### Records
------------------------------------------------

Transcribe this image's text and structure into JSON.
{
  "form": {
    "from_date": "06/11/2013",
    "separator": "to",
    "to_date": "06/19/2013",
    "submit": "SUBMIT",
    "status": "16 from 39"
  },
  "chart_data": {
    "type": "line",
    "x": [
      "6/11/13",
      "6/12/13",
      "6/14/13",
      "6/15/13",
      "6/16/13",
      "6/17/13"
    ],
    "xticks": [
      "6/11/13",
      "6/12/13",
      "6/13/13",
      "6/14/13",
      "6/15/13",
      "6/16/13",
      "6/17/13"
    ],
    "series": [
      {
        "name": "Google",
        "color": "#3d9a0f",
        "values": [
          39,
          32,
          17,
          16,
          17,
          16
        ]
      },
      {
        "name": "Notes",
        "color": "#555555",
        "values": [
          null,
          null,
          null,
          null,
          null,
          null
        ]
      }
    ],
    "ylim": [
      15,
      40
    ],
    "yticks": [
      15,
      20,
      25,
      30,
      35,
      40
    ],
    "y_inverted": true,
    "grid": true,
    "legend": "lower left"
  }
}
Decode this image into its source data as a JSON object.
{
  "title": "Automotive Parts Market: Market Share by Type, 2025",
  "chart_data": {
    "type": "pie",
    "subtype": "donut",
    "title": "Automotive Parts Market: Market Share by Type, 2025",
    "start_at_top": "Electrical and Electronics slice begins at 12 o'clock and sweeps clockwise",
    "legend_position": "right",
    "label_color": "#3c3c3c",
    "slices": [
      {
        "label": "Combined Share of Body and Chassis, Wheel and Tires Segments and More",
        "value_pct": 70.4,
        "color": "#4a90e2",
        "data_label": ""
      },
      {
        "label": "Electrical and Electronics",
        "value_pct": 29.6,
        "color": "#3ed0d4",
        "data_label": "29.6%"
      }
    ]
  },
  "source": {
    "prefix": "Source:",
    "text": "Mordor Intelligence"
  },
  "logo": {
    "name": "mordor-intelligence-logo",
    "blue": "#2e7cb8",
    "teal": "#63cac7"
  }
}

------------------------------------------------

Show the lines where the word "logo" appears in the entries.

### THE SOLUTION
  "logo": {
    "name": "mordor-intelligence-logo",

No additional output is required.